BEGIN Information given

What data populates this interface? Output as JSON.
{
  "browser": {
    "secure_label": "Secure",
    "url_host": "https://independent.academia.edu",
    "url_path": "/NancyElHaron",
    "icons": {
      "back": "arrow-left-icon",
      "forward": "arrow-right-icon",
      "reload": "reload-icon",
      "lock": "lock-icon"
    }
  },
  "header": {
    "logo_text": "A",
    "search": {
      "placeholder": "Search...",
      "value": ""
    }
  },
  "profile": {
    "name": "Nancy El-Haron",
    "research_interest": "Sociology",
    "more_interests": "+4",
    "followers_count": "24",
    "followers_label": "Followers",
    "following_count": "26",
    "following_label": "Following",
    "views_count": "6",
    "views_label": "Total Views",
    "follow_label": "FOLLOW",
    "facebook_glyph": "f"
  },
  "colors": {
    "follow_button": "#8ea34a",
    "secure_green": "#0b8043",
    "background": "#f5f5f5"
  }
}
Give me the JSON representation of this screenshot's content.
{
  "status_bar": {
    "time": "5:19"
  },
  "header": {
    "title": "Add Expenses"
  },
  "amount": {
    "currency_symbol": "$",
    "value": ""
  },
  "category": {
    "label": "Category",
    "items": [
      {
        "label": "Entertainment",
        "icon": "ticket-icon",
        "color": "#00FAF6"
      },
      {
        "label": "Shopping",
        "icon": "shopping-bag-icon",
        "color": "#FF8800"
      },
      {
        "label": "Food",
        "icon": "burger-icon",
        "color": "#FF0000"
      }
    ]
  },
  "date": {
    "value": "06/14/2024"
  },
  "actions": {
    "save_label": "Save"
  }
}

END Information given

### What the task asks
The whole listing above needs to be written out again exactly.

### Answer to this exercise
What data populates this interface? Output as JSON.
{
  "browser": {
    "secure_label": "Secure",
    "url_host": "https://independent.academia.edu",
    "url_path": "/NancyElHaron",
    "icons": {
      "back": "arrow-left-icon",
      "forward": "arrow-right-icon",
      "reload": "reload-icon",
      "lock": "lock-icon"
    }
  },
  "header": {
    "logo_text": "A",
    "search": {
      "placeholder": "Search...",
      "value": ""
    }
  },
  "profile": {
    "name": "Nancy El-Haron",
    "research_interest": "Sociology",
    "more_interests": "+4",
    "followers_count": "24",
    "followers_label": "Followers",
    "following_count": "26",
    "following_label": "Following",
    "views_count": "6",
    "views_label": "Total Views",
    "follow_label": "FOLLOW",
    "facebook_glyph": "f"
  },
  "colors": {
    "follow_button": "#8ea34a",
    "secure_green": "#0b8043",
    "background": "#f5f5f5"
  }
}
Give me the JSON representation of this screenshot's content.
{
  "status_bar": {
    "time": "5:19"
  },
  "header": {
    "title": "Add Expenses"
  },
  "amount": {
    "currency_symbol": "$",
    "value": ""
  },
  "category": {
    "label": "Category",
    "items": [
      {
        "label": "Entertainment",
        "icon": "ticket-icon",
        "color": "#00FAF6"
      },
      {
        "label": "Shopping",
        "icon": "shopping-bag-icon",
        "color": "#FF8800"
      },
      {
        "label": "Food",
        "icon": "burger-icon",
        "color": "#FF0000"
      }
    ]
  },
  "date": {
    "value": "06/14/2024"
  },
  "actions": {
    "save_label": "Save"
  }
}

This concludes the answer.